- THE REQUEST:
In the entries below, find every line with "mehr" and copy it.

Collection entries:
——————

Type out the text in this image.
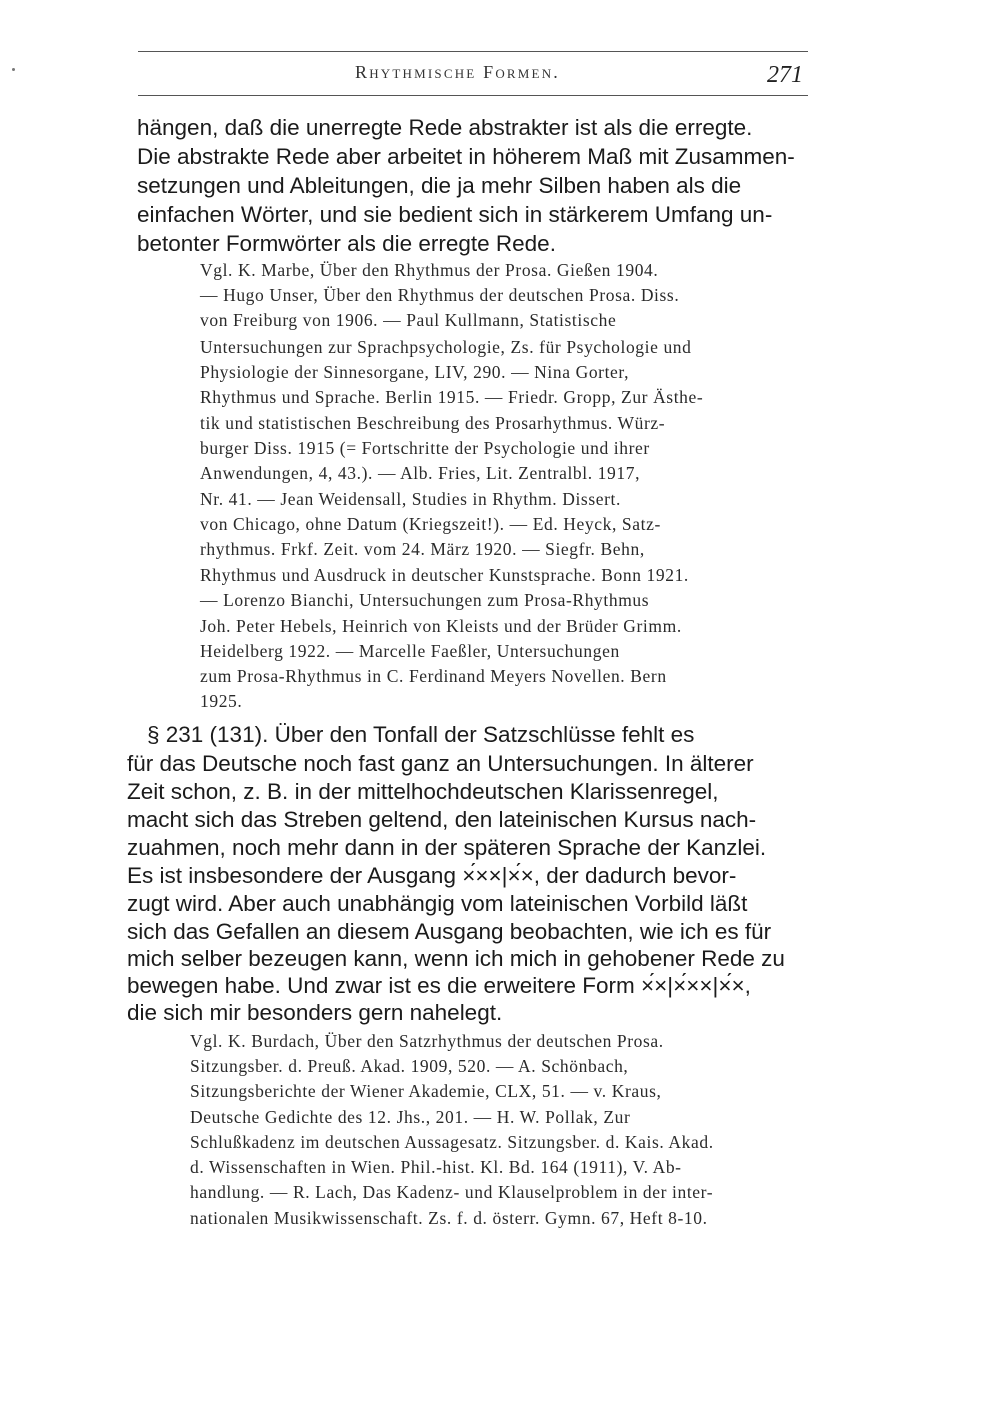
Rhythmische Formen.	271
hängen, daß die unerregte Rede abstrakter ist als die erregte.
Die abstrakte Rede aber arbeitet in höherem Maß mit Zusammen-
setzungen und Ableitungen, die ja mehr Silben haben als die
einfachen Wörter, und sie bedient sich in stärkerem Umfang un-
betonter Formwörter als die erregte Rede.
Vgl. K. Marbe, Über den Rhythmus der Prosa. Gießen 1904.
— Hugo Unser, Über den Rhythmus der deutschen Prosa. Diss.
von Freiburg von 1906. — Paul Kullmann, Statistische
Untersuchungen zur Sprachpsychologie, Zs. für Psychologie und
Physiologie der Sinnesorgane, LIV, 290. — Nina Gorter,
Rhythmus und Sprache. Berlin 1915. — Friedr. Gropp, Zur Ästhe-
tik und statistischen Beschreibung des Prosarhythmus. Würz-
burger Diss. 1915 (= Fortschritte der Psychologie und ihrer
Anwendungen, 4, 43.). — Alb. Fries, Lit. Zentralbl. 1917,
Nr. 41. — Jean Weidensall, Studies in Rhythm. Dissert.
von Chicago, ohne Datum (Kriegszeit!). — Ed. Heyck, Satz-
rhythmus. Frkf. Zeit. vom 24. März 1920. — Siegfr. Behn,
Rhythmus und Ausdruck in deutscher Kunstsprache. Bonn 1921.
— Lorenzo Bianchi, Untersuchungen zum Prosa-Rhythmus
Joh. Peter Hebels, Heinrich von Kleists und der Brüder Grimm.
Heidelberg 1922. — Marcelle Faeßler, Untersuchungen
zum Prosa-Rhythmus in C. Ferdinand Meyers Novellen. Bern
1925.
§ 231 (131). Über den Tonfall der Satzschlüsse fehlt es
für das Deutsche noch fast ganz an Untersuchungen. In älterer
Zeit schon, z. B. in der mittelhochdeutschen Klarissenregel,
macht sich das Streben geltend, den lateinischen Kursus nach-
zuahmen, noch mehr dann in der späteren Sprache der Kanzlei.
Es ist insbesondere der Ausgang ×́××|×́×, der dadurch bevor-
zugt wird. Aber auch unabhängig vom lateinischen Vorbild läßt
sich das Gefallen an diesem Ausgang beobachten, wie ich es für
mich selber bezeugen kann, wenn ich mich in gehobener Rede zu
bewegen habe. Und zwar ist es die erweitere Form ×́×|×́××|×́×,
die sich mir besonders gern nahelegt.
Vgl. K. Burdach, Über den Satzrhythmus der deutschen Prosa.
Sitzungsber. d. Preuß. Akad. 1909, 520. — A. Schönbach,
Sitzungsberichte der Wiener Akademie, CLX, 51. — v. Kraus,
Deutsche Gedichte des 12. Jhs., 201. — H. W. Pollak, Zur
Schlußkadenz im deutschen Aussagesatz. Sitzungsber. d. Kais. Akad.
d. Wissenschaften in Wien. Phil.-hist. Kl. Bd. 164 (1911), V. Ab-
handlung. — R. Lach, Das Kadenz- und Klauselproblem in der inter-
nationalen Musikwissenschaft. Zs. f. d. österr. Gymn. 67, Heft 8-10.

——————

- COMPLETE ANSWER:
setzungen und Ableitungen, die ja mehr Silben haben als die
zuahmen, noch mehr dann in der späteren Sprache der Kanzlei.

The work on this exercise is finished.